"""

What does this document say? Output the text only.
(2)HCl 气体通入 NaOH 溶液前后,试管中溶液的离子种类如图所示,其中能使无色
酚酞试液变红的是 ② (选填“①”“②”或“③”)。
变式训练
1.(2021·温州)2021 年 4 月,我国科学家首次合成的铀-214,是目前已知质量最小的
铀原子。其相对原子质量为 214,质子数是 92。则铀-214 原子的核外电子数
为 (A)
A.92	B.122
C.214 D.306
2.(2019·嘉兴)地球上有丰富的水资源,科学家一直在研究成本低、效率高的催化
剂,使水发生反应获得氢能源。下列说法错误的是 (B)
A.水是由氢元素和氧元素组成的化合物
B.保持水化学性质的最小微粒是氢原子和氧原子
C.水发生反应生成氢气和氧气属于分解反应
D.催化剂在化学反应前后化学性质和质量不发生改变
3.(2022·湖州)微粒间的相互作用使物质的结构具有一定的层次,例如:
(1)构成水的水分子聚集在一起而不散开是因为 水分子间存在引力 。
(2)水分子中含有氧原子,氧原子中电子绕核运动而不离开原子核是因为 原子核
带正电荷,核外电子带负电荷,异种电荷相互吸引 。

"""

— YOUR INSTRUCTIONS —
Please set down the whole listing above without altering a single line.

— CORRECT ANSWER —
What does this document say? Output the text only.
(2)HCl 气体通入 NaOH 溶液前后,试管中溶液的离子种类如图所示,其中能使无色
酚酞试液变红的是 ② (选填“①”“②”或“③”)。
变式训练
1.(2021·温州)2021 年 4 月,我国科学家首次合成的铀-214,是目前已知质量最小的
铀原子。其相对原子质量为 214,质子数是 92。则铀-214 原子的核外电子数
为 (A)
A.92	B.122
C.214 D.306
2.(2019·嘉兴)地球上有丰富的水资源,科学家一直在研究成本低、效率高的催化
剂,使水发生反应获得氢能源。下列说法错误的是 (B)
A.水是由氢元素和氧元素组成的化合物
B.保持水化学性质的最小微粒是氢原子和氧原子
C.水发生反应生成氢气和氧气属于分解反应
D.催化剂在化学反应前后化学性质和质量不发生改变
3.(2022·湖州)微粒间的相互作用使物质的结构具有一定的层次,例如:
(1)构成水的水分子聚集在一起而不散开是因为 水分子间存在引力 。
(2)水分子中含有氧原子,氧原子中电子绕核运动而不离开原子核是因为 原子核
带正电荷,核外电子带负电荷,异种电荷相互吸引 。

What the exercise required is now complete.